*What is asked*.
Can you find the lines of the listing that include "الوقت" and copy every one?

*Supplied material*.

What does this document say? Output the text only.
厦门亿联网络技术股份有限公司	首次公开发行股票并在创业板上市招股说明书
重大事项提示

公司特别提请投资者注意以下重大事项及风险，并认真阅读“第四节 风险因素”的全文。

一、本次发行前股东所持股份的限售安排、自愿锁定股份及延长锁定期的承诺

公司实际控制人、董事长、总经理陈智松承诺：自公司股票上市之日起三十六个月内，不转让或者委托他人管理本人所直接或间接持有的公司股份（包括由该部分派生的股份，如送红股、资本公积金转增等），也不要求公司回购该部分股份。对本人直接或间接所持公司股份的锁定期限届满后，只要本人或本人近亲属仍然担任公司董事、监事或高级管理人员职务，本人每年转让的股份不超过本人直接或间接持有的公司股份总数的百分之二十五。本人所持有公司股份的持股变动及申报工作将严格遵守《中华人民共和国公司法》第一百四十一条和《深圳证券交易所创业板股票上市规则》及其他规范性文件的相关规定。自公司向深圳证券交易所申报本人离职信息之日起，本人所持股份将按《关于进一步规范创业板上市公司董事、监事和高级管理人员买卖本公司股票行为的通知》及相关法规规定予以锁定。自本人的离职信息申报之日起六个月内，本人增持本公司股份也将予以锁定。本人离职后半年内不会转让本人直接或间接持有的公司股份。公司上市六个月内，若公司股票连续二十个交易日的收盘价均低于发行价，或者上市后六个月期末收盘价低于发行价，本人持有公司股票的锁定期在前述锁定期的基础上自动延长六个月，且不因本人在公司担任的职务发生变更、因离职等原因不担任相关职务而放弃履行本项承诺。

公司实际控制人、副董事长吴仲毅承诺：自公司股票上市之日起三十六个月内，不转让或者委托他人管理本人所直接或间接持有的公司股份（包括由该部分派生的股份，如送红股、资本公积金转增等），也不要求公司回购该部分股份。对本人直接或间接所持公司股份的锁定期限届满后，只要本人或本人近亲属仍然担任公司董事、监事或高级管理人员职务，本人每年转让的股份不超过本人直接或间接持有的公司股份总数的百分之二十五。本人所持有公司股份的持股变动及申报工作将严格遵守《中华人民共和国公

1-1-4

--

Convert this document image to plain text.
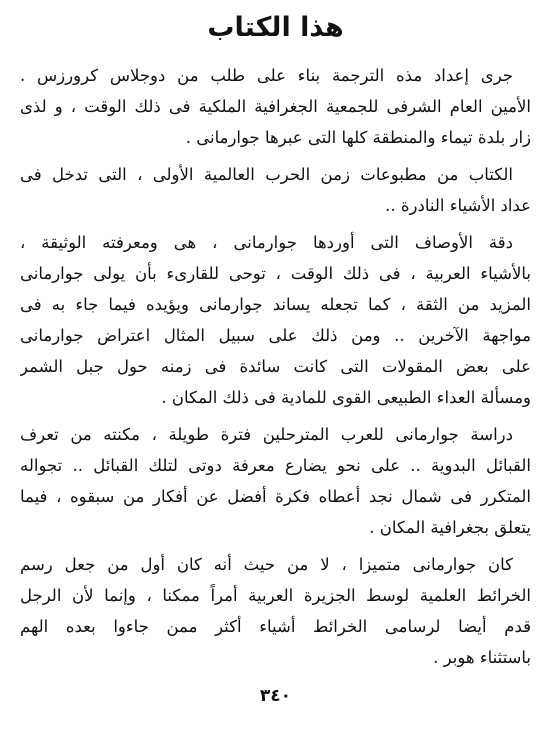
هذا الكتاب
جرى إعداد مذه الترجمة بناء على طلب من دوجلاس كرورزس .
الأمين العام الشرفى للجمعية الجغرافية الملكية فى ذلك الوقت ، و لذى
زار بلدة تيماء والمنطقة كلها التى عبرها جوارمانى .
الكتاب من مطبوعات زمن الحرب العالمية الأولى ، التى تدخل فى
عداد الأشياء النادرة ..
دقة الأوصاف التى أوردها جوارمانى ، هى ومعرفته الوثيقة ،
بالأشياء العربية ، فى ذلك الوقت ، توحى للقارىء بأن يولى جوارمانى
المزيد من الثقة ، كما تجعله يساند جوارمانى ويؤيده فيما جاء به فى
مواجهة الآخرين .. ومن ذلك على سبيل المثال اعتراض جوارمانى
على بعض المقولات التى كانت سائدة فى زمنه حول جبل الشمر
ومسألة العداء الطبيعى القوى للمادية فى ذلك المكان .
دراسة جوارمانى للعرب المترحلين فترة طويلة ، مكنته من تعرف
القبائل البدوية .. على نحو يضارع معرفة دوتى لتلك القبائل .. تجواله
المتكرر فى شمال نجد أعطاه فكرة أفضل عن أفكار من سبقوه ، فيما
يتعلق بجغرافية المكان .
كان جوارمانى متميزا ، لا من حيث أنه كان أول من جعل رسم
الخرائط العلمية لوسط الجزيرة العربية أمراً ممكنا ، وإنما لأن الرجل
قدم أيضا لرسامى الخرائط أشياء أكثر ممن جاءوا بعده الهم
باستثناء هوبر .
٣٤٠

...

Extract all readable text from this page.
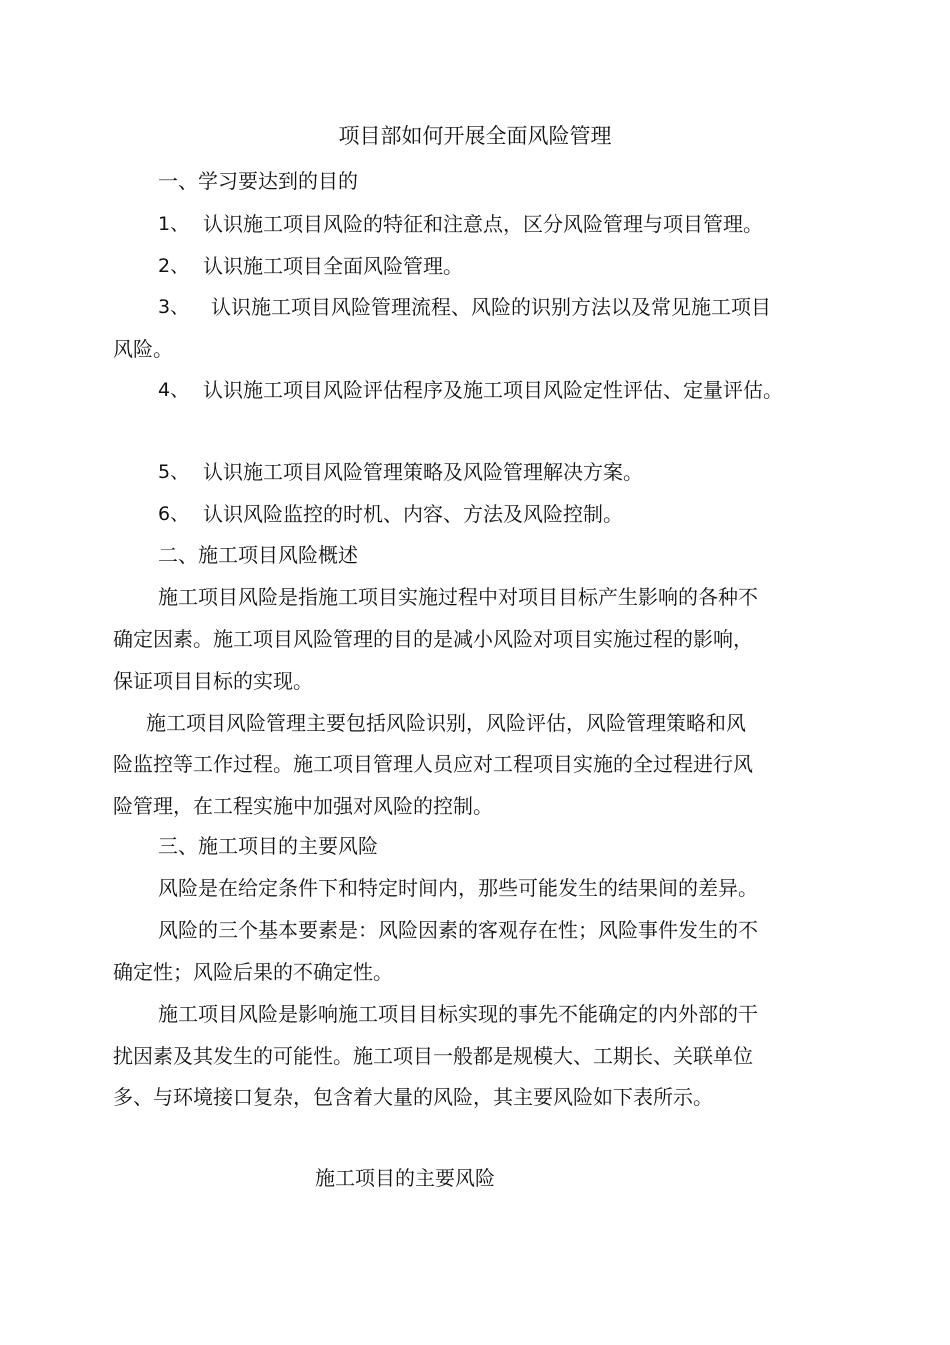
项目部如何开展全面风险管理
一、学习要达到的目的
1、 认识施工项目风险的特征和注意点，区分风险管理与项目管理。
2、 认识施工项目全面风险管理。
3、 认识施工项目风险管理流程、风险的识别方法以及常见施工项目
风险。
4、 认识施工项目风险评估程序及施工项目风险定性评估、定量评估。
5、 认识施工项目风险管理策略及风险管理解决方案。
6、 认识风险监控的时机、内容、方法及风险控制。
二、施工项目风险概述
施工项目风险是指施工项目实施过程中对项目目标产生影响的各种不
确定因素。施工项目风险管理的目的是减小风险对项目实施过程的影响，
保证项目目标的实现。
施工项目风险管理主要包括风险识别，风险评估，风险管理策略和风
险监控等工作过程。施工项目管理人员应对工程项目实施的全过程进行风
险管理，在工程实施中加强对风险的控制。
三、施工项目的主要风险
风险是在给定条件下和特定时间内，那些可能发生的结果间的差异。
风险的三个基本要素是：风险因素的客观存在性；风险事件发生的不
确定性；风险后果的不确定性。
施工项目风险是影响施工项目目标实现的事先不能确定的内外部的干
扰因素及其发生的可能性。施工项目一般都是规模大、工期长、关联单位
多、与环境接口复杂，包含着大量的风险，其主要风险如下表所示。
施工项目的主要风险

*Result of the task*.
الأمين العام الشرفى للجمعية الجغرافية الملكية فى ذلك الوقت ، و لذى
بالأشياء العربية ، فى ذلك الوقت ، توحى للقارىء بأن يولى جوارمانى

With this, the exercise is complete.